>> START RECORDS SUPPLIED

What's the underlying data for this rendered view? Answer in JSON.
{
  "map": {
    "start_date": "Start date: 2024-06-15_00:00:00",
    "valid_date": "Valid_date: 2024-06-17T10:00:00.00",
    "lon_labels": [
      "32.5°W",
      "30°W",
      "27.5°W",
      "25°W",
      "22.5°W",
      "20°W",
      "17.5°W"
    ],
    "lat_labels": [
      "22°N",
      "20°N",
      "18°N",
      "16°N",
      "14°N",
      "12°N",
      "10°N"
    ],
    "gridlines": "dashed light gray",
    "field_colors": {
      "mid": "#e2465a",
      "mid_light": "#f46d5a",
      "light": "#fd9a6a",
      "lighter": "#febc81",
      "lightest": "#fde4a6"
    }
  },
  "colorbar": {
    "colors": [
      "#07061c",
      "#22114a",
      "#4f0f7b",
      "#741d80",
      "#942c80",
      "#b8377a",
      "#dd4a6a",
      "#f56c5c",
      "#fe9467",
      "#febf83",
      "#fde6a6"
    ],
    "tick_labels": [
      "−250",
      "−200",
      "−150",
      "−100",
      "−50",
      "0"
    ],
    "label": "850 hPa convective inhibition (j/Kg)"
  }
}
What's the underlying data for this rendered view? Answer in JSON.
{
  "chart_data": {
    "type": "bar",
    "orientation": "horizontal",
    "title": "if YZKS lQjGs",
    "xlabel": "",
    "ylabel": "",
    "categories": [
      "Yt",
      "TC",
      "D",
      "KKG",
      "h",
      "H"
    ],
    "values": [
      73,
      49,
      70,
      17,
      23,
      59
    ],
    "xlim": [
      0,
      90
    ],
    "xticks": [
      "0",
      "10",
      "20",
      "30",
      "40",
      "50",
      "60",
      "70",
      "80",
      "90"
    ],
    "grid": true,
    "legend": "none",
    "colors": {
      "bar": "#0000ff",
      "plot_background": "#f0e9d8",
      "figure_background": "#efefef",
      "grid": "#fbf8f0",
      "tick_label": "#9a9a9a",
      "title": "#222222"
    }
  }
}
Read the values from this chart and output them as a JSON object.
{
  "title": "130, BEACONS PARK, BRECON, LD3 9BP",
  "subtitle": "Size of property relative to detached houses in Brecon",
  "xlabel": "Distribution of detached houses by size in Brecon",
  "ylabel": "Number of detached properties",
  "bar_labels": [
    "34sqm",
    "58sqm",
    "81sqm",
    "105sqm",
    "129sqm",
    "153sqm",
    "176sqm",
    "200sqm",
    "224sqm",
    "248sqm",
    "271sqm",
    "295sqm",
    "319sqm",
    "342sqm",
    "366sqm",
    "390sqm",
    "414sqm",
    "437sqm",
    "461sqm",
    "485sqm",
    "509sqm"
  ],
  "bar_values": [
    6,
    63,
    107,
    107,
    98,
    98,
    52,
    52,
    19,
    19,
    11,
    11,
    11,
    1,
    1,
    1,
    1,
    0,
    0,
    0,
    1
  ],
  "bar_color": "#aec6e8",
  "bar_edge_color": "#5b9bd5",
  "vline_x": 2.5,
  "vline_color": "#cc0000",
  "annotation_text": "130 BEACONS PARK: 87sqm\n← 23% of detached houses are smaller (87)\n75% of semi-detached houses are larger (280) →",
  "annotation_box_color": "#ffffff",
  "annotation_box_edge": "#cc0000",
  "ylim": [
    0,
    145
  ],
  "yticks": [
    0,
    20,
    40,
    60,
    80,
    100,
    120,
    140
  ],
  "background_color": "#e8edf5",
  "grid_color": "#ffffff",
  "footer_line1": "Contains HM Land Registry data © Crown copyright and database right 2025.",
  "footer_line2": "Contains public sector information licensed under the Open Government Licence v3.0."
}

>> END RECORDS SUPPLIED

From the records above, how many lines include the word "detached"? Only the number is wanted.

4